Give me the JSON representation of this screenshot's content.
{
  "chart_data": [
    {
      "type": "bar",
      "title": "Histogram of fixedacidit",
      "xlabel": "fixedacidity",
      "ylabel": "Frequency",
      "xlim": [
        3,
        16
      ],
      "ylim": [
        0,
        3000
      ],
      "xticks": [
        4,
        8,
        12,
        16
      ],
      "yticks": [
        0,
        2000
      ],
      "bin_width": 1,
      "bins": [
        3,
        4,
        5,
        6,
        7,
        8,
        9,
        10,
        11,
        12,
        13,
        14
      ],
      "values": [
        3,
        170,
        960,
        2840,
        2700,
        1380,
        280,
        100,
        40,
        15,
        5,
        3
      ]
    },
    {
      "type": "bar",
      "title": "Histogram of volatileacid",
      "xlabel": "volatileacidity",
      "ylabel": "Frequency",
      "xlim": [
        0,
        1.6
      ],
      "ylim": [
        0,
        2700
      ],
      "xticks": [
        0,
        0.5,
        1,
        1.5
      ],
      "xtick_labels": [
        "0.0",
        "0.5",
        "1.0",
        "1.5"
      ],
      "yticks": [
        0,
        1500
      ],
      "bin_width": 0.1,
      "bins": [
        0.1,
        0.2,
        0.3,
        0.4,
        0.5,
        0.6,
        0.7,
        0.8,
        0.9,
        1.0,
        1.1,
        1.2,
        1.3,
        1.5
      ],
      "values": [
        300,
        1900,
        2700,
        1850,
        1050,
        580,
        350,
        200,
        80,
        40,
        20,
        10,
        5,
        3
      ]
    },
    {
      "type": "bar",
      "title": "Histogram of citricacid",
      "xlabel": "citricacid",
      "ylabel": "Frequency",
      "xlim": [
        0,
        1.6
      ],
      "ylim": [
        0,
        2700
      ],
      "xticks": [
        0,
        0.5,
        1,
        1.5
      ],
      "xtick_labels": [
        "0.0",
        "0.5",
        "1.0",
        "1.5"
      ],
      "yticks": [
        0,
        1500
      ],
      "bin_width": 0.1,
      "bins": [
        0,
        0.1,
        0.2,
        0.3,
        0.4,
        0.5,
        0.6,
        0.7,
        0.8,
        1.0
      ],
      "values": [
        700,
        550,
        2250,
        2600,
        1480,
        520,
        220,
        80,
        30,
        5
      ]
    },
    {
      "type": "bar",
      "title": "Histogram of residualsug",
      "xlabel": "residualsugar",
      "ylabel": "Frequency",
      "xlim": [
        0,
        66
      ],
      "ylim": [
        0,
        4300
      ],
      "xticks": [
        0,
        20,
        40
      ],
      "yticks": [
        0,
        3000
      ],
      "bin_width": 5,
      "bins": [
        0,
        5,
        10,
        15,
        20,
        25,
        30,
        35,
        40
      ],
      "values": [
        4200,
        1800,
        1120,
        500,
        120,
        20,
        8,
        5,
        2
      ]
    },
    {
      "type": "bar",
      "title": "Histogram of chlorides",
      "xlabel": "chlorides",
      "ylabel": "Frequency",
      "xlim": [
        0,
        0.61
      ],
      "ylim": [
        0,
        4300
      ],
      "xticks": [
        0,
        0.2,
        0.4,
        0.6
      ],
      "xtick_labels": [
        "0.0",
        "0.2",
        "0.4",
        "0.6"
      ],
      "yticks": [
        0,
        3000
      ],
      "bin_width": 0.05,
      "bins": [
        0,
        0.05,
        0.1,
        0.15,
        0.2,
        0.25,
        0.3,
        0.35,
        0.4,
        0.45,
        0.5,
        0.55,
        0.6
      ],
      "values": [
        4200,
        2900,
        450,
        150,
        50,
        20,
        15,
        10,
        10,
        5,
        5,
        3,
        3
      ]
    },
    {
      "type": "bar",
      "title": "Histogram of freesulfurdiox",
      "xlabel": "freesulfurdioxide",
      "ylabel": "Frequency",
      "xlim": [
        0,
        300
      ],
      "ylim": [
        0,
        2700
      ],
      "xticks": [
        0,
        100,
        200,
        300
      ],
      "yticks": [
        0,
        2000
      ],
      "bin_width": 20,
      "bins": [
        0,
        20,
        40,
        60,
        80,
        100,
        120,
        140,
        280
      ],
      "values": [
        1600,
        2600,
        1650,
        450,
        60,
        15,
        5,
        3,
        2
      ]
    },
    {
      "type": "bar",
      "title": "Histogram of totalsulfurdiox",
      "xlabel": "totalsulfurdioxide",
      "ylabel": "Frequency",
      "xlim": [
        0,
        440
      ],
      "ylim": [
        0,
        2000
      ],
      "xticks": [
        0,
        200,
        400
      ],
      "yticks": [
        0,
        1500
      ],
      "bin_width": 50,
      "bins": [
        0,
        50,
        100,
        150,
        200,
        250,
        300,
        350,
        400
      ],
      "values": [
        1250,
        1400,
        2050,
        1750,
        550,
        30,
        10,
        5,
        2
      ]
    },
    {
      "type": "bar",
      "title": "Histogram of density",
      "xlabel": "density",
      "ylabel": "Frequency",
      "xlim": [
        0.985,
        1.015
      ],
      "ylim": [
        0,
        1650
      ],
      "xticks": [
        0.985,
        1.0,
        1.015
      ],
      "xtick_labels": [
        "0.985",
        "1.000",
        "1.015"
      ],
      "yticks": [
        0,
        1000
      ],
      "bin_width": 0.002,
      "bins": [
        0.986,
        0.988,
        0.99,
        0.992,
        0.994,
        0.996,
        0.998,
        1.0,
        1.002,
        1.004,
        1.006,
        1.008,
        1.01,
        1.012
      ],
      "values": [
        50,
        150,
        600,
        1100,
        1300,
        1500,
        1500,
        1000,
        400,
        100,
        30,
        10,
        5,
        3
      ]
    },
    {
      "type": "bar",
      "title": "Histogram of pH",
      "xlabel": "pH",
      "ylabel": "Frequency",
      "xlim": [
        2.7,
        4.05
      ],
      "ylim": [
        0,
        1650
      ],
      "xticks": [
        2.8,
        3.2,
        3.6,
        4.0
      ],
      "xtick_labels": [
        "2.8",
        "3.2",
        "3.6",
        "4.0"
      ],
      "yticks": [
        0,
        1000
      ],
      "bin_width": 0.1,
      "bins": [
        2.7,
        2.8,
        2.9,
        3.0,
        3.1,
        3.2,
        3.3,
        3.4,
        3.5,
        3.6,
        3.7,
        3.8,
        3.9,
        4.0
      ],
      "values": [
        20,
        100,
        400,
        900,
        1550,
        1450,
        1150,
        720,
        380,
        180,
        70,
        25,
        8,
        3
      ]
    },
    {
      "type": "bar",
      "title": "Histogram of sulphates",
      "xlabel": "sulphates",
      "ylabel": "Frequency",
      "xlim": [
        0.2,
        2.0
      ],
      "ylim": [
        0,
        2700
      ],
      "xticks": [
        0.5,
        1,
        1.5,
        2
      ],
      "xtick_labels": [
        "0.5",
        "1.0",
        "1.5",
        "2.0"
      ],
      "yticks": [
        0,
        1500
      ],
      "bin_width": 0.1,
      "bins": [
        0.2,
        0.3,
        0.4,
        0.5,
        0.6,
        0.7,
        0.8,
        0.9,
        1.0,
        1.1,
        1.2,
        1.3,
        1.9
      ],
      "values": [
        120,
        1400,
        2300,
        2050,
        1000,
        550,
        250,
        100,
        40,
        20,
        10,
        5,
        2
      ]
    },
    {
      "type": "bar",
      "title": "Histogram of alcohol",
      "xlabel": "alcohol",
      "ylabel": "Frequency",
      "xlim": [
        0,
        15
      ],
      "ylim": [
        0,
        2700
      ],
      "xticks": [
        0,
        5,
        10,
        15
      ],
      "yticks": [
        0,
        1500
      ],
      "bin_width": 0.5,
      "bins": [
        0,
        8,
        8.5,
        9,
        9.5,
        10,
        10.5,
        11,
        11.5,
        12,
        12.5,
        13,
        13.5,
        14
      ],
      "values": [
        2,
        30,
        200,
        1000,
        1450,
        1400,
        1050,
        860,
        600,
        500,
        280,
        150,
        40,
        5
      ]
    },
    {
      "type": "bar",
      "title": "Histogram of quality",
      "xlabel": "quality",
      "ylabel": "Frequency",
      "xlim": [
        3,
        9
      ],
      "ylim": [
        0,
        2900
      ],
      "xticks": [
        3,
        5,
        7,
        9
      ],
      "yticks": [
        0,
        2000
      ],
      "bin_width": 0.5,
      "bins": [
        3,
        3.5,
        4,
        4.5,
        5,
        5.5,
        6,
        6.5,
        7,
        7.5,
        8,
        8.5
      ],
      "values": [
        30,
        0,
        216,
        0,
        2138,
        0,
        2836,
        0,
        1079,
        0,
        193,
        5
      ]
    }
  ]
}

Set exercise » Isolate each line of the listing above that includes "Histogram". Copy it.

Reply to the task »
      "title": "Histogram of fixedacidit",
      "title": "Histogram of volatileacid",
      "title": "Histogram of citricacid",
      "title": "Histogram of residualsug",
      "title": "Histogram of chlorides",
      "title": "Histogram of freesulfurdiox",
      "title": "Histogram of totalsulfurdiox",
      "title": "Histogram of density",
      "title": "Histogram of pH",
      "title": "Histogram of sulphates",
      "title": "Histogram of alcohol",
      "title": "Histogram of quality",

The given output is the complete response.